START
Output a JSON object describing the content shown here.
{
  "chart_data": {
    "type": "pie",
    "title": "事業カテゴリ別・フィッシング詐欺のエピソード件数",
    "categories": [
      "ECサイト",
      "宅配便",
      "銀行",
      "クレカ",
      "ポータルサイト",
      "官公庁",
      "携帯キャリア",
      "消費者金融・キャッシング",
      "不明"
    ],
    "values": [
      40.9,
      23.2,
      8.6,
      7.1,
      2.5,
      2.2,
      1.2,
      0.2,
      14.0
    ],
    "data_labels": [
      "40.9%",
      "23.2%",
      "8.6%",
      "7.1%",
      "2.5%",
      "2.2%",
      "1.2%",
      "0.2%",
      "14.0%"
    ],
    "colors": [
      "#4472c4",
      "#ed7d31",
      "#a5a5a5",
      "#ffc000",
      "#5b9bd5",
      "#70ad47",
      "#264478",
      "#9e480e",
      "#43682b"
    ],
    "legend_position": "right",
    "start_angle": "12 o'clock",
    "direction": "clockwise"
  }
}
END
START
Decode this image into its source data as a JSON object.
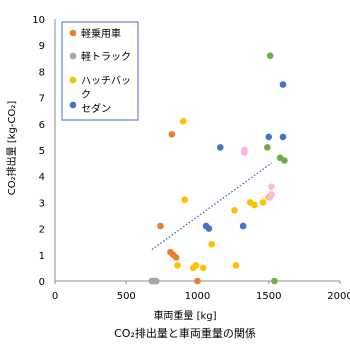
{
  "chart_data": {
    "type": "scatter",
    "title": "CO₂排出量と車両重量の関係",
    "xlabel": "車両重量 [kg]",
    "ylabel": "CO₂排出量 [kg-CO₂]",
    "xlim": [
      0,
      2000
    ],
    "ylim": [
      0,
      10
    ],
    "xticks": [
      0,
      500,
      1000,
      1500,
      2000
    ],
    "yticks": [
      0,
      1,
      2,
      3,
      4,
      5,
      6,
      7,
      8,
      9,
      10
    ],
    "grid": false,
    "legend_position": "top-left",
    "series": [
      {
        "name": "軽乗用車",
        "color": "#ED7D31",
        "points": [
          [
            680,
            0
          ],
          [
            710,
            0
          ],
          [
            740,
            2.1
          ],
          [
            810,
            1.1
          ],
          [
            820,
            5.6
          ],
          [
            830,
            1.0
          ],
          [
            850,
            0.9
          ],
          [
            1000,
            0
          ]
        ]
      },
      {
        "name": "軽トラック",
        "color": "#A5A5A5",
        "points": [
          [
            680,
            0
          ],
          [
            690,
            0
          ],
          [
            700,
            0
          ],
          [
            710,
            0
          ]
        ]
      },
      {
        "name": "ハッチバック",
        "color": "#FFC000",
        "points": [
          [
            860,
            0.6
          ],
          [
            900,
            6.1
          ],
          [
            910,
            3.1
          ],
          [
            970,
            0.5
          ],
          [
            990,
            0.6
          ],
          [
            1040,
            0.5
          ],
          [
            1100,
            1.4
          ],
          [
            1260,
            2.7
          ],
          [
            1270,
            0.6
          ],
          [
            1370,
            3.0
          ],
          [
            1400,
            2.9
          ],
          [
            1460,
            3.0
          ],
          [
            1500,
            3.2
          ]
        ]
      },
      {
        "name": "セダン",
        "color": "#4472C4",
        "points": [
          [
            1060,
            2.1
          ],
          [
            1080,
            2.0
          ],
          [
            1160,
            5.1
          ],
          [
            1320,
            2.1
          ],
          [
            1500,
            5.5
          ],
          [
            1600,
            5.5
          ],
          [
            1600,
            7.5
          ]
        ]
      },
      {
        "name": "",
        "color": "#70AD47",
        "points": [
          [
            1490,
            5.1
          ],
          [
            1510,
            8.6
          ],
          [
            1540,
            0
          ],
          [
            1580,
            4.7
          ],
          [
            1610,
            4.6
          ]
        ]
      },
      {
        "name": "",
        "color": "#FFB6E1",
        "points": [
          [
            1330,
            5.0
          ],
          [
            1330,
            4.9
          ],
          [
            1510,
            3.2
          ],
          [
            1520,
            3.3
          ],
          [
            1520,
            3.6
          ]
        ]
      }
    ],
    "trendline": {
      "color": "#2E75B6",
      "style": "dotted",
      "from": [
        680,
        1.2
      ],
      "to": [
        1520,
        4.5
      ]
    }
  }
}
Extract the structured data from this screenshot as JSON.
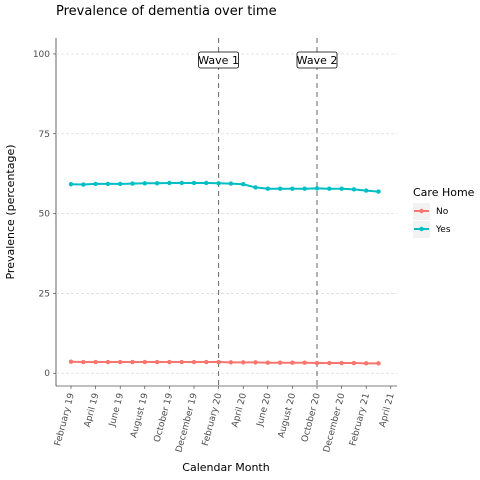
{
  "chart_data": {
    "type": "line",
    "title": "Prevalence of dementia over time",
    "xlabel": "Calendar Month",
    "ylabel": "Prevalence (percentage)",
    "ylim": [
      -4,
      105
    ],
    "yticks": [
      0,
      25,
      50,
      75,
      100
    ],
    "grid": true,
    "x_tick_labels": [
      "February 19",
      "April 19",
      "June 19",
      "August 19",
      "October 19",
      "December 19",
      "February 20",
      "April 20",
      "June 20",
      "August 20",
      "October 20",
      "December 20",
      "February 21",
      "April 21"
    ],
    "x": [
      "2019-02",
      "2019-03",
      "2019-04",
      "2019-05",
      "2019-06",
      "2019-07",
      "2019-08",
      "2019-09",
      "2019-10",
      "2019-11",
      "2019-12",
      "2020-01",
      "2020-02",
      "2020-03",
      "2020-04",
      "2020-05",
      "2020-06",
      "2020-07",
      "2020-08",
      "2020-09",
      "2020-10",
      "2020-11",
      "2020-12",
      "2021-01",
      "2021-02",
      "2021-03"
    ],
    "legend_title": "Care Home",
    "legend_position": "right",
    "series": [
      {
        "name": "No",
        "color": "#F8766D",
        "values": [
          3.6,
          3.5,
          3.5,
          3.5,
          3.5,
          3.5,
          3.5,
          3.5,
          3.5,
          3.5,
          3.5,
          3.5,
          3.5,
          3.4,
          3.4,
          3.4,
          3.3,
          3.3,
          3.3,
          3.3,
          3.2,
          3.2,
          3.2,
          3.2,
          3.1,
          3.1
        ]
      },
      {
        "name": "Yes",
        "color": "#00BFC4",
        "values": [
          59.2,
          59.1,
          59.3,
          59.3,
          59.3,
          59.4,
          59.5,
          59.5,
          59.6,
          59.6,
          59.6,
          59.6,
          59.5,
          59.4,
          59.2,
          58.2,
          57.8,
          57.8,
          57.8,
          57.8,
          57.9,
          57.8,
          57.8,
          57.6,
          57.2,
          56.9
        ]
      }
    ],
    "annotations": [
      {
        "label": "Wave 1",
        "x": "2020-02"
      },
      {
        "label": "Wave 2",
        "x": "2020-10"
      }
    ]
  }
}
END
Aim of the task:
Filter the entries and copy out every line with the word "JSON".

Solution to the exercise:
Output a JSON object describing the content shown here.
Decode this image into its source data as a JSON object.
Extract the structured data from this screenshot as JSON.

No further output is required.